Aim —
Reproduce every line of the records below character for character, with no changes.

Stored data

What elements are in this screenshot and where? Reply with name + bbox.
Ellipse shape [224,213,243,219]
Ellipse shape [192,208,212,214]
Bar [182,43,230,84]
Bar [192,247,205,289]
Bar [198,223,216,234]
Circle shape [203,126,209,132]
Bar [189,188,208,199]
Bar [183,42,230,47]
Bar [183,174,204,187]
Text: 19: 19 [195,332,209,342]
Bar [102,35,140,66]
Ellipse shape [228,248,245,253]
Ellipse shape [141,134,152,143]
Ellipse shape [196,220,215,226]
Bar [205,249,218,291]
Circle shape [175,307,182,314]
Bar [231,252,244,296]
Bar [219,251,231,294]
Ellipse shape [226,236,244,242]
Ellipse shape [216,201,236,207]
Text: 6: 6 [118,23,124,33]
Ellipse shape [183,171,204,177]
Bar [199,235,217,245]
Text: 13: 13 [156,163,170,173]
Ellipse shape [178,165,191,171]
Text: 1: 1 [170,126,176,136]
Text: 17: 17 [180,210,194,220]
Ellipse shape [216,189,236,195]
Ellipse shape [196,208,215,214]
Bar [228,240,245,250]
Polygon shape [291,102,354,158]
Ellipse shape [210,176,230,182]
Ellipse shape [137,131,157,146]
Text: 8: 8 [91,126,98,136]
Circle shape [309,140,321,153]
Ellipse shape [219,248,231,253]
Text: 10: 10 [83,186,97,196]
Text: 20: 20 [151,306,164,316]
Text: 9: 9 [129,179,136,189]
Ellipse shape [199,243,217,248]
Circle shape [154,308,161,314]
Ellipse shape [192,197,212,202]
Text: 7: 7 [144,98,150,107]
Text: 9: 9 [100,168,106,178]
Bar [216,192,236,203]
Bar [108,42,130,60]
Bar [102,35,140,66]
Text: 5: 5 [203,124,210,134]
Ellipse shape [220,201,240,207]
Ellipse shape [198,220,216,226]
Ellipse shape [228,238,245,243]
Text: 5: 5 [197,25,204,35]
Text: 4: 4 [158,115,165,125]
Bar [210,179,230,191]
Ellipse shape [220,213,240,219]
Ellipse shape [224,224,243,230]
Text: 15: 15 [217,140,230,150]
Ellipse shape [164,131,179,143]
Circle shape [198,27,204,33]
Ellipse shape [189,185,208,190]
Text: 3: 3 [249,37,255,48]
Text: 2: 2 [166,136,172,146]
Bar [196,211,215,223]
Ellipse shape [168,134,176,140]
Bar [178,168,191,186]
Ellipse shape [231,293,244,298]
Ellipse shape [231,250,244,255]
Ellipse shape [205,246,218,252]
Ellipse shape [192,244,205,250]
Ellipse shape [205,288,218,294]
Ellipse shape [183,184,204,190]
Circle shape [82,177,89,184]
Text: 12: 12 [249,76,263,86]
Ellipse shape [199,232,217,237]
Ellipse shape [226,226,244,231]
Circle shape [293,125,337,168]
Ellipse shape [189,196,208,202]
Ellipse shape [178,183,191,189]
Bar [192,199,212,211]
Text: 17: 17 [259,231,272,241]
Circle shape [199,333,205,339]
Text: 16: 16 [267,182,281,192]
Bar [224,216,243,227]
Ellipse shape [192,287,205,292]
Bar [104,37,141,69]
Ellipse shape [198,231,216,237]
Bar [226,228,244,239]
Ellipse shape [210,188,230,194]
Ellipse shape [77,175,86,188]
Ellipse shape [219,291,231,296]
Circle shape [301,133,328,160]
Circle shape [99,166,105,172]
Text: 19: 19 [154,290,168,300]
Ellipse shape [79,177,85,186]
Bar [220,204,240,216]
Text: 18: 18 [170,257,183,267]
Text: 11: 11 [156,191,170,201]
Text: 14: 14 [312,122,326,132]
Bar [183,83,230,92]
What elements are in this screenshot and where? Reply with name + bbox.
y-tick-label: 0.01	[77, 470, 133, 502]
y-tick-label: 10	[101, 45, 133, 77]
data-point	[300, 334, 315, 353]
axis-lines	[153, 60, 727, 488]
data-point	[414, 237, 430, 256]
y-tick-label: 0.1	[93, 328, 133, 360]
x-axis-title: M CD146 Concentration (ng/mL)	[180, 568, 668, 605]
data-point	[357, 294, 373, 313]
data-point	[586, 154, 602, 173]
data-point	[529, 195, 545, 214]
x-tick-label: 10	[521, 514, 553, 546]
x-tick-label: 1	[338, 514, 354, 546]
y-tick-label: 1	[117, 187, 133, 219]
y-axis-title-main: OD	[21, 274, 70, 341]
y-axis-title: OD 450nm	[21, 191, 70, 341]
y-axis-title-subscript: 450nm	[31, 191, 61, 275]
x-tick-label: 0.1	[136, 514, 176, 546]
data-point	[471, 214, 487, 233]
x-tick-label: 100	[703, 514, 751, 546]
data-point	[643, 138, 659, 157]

Solution to the problem —
What elements are in this screenshot and where? Reply with name + bbox.
Ellipse shape [224,213,243,219]
Ellipse shape [192,208,212,214]
Bar [182,43,230,84]
Bar [192,247,205,289]
Bar [198,223,216,234]
Circle shape [203,126,209,132]
Bar [189,188,208,199]
Bar [183,42,230,47]
Bar [183,174,204,187]
Text: 19: 19 [195,332,209,342]
Bar [102,35,140,66]
Ellipse shape [228,248,245,253]
Ellipse shape [141,134,152,143]
Ellipse shape [196,220,215,226]
Bar [205,249,218,291]
Circle shape [175,307,182,314]
Bar [231,252,244,296]
Bar [219,251,231,294]
Ellipse shape [226,236,244,242]
Ellipse shape [216,201,236,207]
Text: 6: 6 [118,23,124,33]
Ellipse shape [183,171,204,177]
Bar [199,235,217,245]
Text: 13: 13 [156,163,170,173]
Ellipse shape [178,165,191,171]
Text: 1: 1 [170,126,176,136]
Text: 17: 17 [180,210,194,220]
Ellipse shape [216,189,236,195]
Ellipse shape [196,208,215,214]
Bar [228,240,245,250]
Polygon shape [291,102,354,158]
Ellipse shape [210,176,230,182]
Ellipse shape [137,131,157,146]
Text: 8: 8 [91,126,98,136]
Circle shape [309,140,321,153]
Ellipse shape [219,248,231,253]
Text: 10: 10 [83,186,97,196]
Text: 20: 20 [151,306,164,316]
Text: 9: 9 [129,179,136,189]
Ellipse shape [199,243,217,248]
Circle shape [154,308,161,314]
Ellipse shape [192,197,212,202]
Text: 7: 7 [144,98,150,107]
Text: 9: 9 [100,168,106,178]
Bar [216,192,236,203]
Bar [108,42,130,60]
Bar [102,35,140,66]
Text: 5: 5 [203,124,210,134]
Ellipse shape [220,201,240,207]
Ellipse shape [198,220,216,226]
Ellipse shape [228,238,245,243]
Text: 5: 5 [197,25,204,35]
Text: 4: 4 [158,115,165,125]
Bar [210,179,230,191]
Ellipse shape [220,213,240,219]
Ellipse shape [224,224,243,230]
Text: 15: 15 [217,140,230,150]
Ellipse shape [164,131,179,143]
Circle shape [198,27,204,33]
Ellipse shape [189,185,208,190]
Text: 3: 3 [249,37,255,48]
Text: 2: 2 [166,136,172,146]
Bar [196,211,215,223]
Ellipse shape [168,134,176,140]
Bar [178,168,191,186]
Ellipse shape [231,293,244,298]
Ellipse shape [231,250,244,255]
Ellipse shape [205,246,218,252]
Ellipse shape [192,244,205,250]
Ellipse shape [205,288,218,294]
Ellipse shape [183,184,204,190]
Circle shape [82,177,89,184]
Text: 12: 12 [249,76,263,86]
Ellipse shape [199,232,217,237]
Ellipse shape [226,226,244,231]
Circle shape [293,125,337,168]
Ellipse shape [189,196,208,202]
Ellipse shape [178,183,191,189]
Bar [192,199,212,211]
Text: 17: 17 [259,231,272,241]
Circle shape [199,333,205,339]
Text: 16: 16 [267,182,281,192]
Bar [224,216,243,227]
Ellipse shape [192,287,205,292]
Bar [104,37,141,69]
Ellipse shape [198,231,216,237]
Bar [226,228,244,239]
Ellipse shape [210,188,230,194]
Ellipse shape [77,175,86,188]
Ellipse shape [219,291,231,296]
Circle shape [301,133,328,160]
Circle shape [99,166,105,172]
Text: 19: 19 [154,290,168,300]
Ellipse shape [79,177,85,186]
Bar [220,204,240,216]
Text: 18: 18 [170,257,183,267]
Text: 11: 11 [156,191,170,201]
Text: 14: 14 [312,122,326,132]
Bar [183,83,230,92]
What elements are in this screenshot and where? Reply with name + bbox.
y-tick-label: 0.01	[77, 470, 133, 502]
y-tick-label: 10	[101, 45, 133, 77]
data-point	[300, 334, 315, 353]
axis-lines	[153, 60, 727, 488]
data-point	[414, 237, 430, 256]
y-tick-label: 0.1	[93, 328, 133, 360]
x-axis-title: M CD146 Concentration (ng/mL)	[180, 568, 668, 605]
data-point	[357, 294, 373, 313]
data-point	[586, 154, 602, 173]
data-point	[529, 195, 545, 214]
x-tick-label: 10	[521, 514, 553, 546]
x-tick-label: 1	[338, 514, 354, 546]
y-tick-label: 1	[117, 187, 133, 219]
y-axis-title-main: OD	[21, 274, 70, 341]
y-axis-title: OD 450nm	[21, 191, 70, 341]
y-axis-title-subscript: 450nm	[31, 191, 61, 275]
x-tick-label: 0.1	[136, 514, 176, 546]
data-point	[471, 214, 487, 233]
x-tick-label: 100	[703, 514, 751, 546]
data-point	[643, 138, 659, 157]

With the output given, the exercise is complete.